- **GIVEN PASSAGE**
*** Begin section ***

California’s wrangle with tobacco taxes is back in a familiar mix that voters have confronted since 1988 – cigarette makers on one side, health advocates on the other. But now there’s a new dimension: The economy.
Several tax-increase proposals – including one by the governor to generate $7 billion annually for the shaky state budget – are aimed at the November 2012 ballot. Thus far, none have qualified. Negotiations led by the governor’s office are under way to consolidate them or pare them back, on the assumption that recession-weary voters may not be inclined to approve billions of dollars in multiple packages of new taxes. Already on the ballot is an $11.1 billion borrowing for water projects statewide.
But the first statewide tax hike that voters will consider next year will come five months earlier, in June, when they decide whether to approve a $1-a-pack boost on cigarettes to provide money – perhaps $855 million the first year – for cancer research. If the tax is approved, it will bring the per-pack levy to $1.87, in addition to commensurate increases on other tobacco products. There also would be a distribution tax on inventories of about $2 per pack.
Phillip Morris USA, which played a major role in opposing tobacco taxes in the past in California, is bankrolling virtually the entire opposition campaign, which has thus far collected some $2.6 million, including $2.1 million in four contributions alone since August.
Supporters of the proposed tax, who also figured in the battle over the earlier levies, are led by the American Cancer Society, the American Heart Association, and the American Lung Association. The three groups have accounted for all but one of the campaign’s top 20 donations, reflecting some 90 percent of the total $616,000 collected thus far.
Thirteen years ago, voters approved a 50-cent increase on cigarettes; a decade earlier, in 1988, they approved Proposition 99, a 25-cent hike, and over time a 10 percent increase was set aside for the state’s General Fund and a 2 percent increase provided money for cancer research. Cigarettes and other tobacco products also carry sales, use and excise taxes.
Under the latest proposal, 60 percent of the new money would go to grants for researching cures for tobacco-linked illnesses and 15 percent would be used to build and lease research facilities. Of the remaining 25 percent, 20 percent would go to stop-smoking and prevention programs run by the state Public Health Department and the state Department of Education.

*** End section ***

- **WORK REQUEST A**
Answer these from the article on California's tobacco taxes:
(i) What would the per-pack cigarette levy reach if the June tax is approved?
(ii) Which company is paying for almost all of the campaign against the tax?
(iii) What share of the new money would go to grants for research on tobacco-linked illnesses?
- **WORK REQUEST B**
Repeat the article on California's tobacco taxes word for word, starting at "Phillip Morris USA, which" and ending at "collected thus far.".

- **LISTED RECORDS**
*** Begin section ***

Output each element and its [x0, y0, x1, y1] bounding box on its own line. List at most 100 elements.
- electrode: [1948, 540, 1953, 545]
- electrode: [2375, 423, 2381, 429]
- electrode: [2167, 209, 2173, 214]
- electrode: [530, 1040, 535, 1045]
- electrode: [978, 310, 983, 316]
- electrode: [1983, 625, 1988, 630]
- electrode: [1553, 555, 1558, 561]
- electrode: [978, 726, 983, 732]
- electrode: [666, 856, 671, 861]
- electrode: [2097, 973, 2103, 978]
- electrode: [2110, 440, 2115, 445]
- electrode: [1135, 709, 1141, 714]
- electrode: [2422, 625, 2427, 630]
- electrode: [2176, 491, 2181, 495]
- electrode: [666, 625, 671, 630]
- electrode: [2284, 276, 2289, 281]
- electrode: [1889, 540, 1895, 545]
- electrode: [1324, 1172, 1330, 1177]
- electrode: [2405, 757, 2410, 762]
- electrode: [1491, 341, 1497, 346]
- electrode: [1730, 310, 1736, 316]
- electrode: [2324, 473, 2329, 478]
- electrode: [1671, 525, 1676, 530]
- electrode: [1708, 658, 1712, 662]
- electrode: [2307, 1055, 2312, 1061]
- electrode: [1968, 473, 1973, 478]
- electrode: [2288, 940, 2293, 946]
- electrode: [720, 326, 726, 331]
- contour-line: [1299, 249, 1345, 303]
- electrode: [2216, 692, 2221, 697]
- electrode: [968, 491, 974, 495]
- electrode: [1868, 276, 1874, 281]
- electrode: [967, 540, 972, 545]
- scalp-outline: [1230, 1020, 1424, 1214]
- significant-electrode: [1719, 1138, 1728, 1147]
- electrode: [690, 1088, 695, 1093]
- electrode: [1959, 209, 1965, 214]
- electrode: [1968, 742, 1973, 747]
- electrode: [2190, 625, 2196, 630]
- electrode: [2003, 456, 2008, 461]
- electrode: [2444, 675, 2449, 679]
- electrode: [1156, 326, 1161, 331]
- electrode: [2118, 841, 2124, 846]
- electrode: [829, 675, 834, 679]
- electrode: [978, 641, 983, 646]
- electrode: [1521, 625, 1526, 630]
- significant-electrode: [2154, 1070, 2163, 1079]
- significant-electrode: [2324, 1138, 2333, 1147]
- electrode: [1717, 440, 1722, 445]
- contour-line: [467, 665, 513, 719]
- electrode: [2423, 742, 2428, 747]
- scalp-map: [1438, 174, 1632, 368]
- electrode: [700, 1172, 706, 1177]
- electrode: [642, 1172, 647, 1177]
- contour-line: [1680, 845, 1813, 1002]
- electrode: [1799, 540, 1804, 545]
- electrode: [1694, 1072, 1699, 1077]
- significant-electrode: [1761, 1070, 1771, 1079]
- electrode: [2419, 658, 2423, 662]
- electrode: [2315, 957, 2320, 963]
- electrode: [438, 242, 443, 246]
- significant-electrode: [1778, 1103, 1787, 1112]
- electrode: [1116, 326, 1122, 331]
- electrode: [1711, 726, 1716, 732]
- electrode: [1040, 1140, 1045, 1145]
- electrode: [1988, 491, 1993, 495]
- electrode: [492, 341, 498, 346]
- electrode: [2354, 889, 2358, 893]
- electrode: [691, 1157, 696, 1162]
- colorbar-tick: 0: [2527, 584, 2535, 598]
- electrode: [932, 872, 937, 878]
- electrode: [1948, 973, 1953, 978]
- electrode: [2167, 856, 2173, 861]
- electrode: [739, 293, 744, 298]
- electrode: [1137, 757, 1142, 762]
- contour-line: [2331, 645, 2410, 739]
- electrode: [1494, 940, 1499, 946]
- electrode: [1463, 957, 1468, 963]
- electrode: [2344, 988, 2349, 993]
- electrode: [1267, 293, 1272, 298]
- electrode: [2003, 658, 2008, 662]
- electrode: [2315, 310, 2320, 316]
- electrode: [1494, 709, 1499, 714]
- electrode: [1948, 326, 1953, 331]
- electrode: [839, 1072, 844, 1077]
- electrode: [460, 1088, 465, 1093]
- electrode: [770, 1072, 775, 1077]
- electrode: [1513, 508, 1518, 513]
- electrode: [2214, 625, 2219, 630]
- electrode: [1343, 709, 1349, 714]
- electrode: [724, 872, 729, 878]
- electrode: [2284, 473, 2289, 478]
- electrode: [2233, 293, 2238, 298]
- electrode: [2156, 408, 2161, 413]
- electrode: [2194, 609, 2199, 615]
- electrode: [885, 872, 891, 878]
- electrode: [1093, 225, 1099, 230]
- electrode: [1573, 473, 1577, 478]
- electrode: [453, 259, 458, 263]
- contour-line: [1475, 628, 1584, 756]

*** End section ***

- **WRITTEN REPLY A**
(i) $1.87
(ii) Phillip Morris USA
(iii) 60 percent

- **WRITTEN REPLY B**
Phillip Morris USA, which played a major role in opposing tobacco taxes in the past in California, is bankrolling virtually the entire opposition campaign, which has thus far collected some $2.6 million, including $2.1 million in four contributions alone since August.
Supporters of the proposed tax, who also figured in the battle over the earlier levies, are led by the American Cancer Society, the American Heart Association, and the American Lung Association. The three groups have accounted for all but one of the campaign’s top 20 donations, reflecting some 90 percent of the total $616,000 collected thus far.